-- Start RECORDED DATA --

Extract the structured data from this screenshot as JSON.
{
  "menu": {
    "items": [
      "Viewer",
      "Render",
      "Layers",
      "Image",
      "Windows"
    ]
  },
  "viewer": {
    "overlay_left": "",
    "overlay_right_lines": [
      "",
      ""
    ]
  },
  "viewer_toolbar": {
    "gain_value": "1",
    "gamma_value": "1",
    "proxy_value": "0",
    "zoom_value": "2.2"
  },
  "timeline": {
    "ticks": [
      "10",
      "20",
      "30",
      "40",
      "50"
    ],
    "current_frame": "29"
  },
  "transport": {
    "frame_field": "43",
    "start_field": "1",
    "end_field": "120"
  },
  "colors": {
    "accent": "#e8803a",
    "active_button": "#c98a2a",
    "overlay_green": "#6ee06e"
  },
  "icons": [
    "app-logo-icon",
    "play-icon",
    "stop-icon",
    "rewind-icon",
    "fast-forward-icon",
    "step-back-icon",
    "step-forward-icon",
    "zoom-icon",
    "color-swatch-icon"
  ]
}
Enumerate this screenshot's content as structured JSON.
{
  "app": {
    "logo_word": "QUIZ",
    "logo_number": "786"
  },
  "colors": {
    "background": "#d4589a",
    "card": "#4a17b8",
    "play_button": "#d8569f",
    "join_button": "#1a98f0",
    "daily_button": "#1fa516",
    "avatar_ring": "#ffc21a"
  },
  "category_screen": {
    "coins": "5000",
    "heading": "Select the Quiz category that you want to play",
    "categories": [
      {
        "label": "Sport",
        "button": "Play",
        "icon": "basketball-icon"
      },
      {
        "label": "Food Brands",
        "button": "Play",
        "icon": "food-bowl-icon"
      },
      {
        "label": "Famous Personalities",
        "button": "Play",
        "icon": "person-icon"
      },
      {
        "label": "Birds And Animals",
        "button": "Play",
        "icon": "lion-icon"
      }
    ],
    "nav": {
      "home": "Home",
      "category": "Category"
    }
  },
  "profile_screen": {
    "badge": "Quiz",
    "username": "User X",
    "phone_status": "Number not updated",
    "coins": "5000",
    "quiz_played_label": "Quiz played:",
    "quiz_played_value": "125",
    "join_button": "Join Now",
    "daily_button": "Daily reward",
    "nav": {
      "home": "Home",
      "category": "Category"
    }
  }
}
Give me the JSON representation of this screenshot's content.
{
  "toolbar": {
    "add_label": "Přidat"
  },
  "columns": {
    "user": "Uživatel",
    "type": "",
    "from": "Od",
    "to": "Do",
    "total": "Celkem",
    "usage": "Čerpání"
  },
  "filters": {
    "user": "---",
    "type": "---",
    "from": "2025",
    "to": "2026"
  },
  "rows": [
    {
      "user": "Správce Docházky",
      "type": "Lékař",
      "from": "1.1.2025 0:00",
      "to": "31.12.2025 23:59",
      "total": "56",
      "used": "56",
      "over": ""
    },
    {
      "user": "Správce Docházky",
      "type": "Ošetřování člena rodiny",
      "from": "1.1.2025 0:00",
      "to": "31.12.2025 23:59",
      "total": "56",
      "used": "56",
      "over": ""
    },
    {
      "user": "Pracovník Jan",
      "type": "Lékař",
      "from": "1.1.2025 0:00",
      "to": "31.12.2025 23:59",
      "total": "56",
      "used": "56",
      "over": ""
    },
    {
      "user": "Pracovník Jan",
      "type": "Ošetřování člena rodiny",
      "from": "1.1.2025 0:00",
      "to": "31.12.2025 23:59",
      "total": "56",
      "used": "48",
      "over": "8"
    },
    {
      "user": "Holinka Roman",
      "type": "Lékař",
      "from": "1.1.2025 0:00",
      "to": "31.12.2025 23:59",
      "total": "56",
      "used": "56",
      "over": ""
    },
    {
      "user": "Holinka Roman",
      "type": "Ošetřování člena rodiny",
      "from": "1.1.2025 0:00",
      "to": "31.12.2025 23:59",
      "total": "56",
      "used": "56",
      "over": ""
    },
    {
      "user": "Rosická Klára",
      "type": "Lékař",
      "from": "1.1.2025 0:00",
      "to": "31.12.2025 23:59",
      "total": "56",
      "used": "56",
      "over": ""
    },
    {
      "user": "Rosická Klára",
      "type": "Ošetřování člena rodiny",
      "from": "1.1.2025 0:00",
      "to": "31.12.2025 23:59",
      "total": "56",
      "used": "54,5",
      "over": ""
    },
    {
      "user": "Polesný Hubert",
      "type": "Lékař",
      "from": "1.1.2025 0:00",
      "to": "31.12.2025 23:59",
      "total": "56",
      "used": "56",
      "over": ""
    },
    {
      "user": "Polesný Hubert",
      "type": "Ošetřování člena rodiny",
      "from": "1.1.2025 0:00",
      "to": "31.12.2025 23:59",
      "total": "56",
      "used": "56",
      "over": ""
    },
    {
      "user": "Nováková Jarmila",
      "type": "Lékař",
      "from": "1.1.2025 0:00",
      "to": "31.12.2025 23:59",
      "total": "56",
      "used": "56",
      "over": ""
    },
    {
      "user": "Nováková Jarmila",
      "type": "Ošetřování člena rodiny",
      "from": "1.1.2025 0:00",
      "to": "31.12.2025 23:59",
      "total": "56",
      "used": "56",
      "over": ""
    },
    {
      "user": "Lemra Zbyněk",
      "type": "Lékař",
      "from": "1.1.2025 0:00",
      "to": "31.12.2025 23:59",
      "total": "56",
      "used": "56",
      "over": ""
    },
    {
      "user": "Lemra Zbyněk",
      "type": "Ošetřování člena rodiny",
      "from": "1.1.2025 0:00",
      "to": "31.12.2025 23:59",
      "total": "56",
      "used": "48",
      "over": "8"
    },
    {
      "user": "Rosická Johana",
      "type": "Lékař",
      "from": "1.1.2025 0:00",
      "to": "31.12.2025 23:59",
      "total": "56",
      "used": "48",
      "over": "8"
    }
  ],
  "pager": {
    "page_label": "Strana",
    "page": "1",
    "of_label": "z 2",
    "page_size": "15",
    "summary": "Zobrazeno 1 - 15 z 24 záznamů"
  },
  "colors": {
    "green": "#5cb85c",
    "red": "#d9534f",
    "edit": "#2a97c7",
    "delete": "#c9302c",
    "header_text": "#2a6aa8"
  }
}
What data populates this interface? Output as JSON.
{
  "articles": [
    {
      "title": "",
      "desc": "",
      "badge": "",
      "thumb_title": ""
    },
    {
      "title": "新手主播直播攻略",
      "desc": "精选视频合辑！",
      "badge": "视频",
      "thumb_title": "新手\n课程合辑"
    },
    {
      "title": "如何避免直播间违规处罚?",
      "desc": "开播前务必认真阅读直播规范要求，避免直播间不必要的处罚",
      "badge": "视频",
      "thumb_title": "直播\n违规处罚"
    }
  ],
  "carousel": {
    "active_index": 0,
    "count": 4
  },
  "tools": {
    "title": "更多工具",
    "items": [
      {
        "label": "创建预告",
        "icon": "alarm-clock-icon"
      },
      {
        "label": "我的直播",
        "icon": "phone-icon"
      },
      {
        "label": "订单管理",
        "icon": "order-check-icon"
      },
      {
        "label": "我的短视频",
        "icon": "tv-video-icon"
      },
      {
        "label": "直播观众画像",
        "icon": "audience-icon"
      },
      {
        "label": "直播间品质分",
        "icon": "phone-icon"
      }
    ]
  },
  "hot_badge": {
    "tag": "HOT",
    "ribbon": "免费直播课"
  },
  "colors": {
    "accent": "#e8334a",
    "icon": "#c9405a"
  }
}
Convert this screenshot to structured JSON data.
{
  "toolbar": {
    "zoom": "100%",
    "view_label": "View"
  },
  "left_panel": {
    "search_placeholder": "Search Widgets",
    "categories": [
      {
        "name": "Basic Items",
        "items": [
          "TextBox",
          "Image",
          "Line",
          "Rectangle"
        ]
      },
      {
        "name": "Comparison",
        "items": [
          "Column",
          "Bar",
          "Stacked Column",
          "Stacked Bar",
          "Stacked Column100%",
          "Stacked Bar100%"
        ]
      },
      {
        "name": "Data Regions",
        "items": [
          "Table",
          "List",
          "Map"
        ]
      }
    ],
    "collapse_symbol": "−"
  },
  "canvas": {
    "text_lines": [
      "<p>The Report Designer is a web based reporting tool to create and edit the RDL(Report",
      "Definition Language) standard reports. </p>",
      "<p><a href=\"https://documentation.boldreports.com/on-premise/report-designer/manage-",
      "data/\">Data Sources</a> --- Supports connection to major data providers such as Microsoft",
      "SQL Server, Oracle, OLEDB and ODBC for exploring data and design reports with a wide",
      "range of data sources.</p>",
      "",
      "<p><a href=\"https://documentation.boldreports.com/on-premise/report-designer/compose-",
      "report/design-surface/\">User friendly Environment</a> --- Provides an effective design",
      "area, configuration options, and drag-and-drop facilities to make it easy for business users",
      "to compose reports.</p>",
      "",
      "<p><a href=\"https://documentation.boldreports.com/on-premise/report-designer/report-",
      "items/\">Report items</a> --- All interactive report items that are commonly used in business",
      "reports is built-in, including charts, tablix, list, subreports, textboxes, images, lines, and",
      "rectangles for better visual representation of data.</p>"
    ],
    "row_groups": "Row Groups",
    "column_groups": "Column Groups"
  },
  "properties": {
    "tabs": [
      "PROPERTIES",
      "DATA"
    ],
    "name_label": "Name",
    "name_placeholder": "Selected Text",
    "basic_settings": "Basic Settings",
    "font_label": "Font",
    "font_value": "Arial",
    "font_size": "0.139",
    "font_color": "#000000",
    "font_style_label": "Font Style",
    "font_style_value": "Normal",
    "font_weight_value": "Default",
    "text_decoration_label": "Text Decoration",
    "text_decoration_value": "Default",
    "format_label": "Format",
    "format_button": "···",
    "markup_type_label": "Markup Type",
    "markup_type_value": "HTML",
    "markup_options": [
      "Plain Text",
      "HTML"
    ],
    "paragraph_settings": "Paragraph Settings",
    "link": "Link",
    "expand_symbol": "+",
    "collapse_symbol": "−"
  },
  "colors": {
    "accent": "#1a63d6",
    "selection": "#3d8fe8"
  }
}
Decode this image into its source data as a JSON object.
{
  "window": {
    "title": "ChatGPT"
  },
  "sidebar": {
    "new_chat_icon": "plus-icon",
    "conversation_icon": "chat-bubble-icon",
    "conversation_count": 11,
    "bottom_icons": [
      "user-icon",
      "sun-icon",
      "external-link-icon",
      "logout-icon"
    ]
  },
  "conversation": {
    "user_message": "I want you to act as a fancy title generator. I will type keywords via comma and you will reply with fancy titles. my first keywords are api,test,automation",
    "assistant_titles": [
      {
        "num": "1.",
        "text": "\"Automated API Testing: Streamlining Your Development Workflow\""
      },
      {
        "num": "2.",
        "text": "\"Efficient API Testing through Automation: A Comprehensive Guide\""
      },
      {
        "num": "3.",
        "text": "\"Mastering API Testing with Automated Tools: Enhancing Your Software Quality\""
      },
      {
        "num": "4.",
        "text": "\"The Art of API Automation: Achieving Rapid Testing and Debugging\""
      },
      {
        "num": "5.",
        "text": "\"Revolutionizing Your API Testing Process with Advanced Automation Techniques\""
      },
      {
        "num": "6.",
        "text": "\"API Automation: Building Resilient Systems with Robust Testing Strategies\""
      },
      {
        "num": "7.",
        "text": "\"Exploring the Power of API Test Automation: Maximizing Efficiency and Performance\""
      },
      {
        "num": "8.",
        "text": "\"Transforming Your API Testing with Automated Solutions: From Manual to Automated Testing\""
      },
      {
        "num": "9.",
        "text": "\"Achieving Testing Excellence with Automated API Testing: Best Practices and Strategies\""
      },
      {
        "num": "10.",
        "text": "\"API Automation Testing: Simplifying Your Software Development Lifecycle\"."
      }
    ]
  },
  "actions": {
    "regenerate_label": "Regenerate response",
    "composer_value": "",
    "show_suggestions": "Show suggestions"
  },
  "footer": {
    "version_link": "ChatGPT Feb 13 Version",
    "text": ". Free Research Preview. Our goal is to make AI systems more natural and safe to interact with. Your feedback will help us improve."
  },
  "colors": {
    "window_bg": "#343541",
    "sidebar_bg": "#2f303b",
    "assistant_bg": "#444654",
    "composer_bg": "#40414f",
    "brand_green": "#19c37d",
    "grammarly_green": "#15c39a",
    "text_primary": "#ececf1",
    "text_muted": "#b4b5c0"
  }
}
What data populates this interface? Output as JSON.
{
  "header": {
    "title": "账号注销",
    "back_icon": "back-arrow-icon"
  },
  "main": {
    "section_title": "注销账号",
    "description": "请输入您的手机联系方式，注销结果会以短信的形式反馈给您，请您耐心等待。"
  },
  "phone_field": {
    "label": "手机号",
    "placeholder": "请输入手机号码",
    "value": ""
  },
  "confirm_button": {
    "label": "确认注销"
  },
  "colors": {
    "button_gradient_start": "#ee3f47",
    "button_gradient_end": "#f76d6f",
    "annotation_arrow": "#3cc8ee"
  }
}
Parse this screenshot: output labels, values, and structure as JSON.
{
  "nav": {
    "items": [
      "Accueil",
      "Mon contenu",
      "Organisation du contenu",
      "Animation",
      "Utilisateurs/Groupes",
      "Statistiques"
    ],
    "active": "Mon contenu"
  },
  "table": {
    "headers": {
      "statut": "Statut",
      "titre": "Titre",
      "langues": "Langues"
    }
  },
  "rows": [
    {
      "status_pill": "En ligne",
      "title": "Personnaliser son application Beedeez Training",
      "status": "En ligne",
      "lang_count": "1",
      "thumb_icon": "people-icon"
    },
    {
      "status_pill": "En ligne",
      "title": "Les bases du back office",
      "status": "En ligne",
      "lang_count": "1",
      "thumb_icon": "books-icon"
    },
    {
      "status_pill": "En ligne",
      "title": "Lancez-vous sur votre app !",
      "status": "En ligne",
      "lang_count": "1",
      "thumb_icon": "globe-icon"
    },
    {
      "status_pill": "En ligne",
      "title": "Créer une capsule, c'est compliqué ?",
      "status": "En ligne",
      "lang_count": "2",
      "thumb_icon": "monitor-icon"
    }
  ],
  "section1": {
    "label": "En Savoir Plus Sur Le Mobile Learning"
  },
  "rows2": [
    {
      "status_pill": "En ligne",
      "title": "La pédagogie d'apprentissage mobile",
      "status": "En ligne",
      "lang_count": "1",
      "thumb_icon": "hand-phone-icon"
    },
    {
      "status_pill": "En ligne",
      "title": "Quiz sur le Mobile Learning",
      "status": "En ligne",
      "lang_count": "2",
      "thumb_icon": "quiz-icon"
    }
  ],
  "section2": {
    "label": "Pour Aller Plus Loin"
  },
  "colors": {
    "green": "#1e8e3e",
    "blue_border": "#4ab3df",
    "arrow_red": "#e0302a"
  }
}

-- End RECORDED DATA --

- **DIRECTIONS**
The records are above. How many lines in them contain the word "JSON"? Give the number alone.

- **RIGHT ANSWER**
8